Task set:
[1] Using the passage on aging and babies, answer each question below on its own line.
(a) What average American life expectancy does the CDC give?
(b) What has the writer been practicing perching on the end of the nose?
(c) How old was the stepson when the writer met him?
[2] Render this sentence from the passage on aging and babies in Spanish: "My stepson and I met at the perfect time."
[3] From the passage on aging and babies, reproduce word for word the stretch from "And so I am" through "Janine from Ghostbusters.".

Reading passage:
[START]

And so I am battling for some respect and recognition at work even thought I am “too young” and battling increasing age in the guise of weight gain and gravity and declining optical lens flexibility. The CDC says the average American life expectancy is 77.9 years. I’m nearly half way. Given that, plus the fact that I can’t wear a bikini anymore, I’d really like some recognition for everything I can do now that I couldn’t do back when I could still wear that two piece.
In an effort to garner some age-based respect, I’ve been practicing perching my new tiger striped reading glasses on the end of my nose. Now I look like Janine from Ghostbusters.
So I’m dipping my toes into middle age, and we’re all careening towards old age, but what I’m actually trying to come around to is the very youngest: babies. I don’t have much use for babies myself, they’re like needy potatoes with messy diapers, but people who have them seem very keen on them. My stepson and I met at the perfect time. He was 5, old enough to tell really good stories, especially since he was still too young to fully “get” the distinction between experienced events and imagined ones. He was cute and smart, could communicate, and could go to the bathroom on his own. Perfect. I was 22. Old enough to be legitimately interested in kids and young enough to dive into a relationship with him and his father without thinking ahead to how hard it is to have a teenager while still in one’s twenties. Perfect.
Now, I don’t mean to bad mouth the whole breeding thing. Yes, self-righteous stay-at-home moms who spend all their time lecturing everyone else on the internet (while their unsupervised children set the cat on fire) are annoying, but lots of people I know and respect really love babies. The day your child is born is momentous. The fact that they start out as a baby is immaterial compared to the importance of that day, the day they come fully into life and you come fully into parenthood. I didn’t get this back when I was younger, or was distracted or something, but for the last 5 or 10 years I’ve tried to really focus on being part of the community rituals that surround and celebrate the birth of a child. Births, weddings, graduations/confirmations/bar mitzvahs/coming of age, and deaths are the really major parts of life, epic and bigger than the work-a-day world. They are the framework, and the basis for much or our crucial spiritual moments. They are also the times when family and community mobilize, and are at their very best, fulfilling their most fundamental functions. I want to be part of that for my friends and family.

[END]

Data block:
[START]

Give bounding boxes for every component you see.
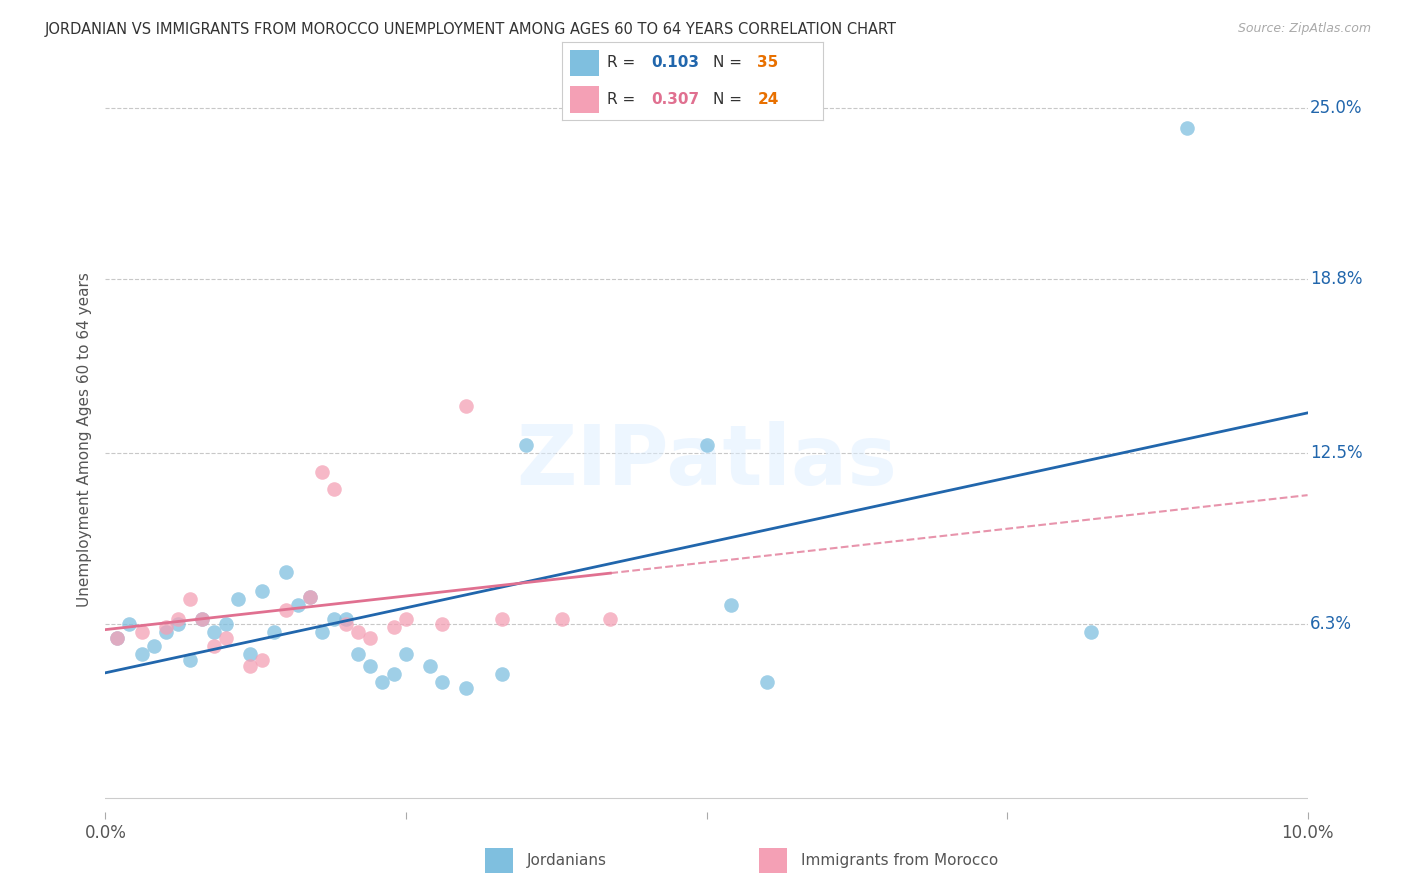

[END]

Results of the exercise:
[1]
(a) 77.9 years
(b) New tiger striped reading glasses
(c) 5

[2] Mi hijastro y yo nos conocimos en el momento perfecto.

[3]
And so I am battling for some respect and recognition at work even thought I am “too young” and battling increasing age in the guise of weight gain and gravity and declining optical lens flexibility. The CDC says the average American life expectancy is 77.9 years. I’m nearly half way. Given that, plus the fact that I can’t wear a bikini anymore, I’d really like some recognition for everything I can do now that I couldn’t do back when I could still wear that two piece.
In an effort to garner some age-based respect, I’ve been practicing perching my new tiger striped reading glasses on the end of my nose. Now I look like Janine from Ghostbusters.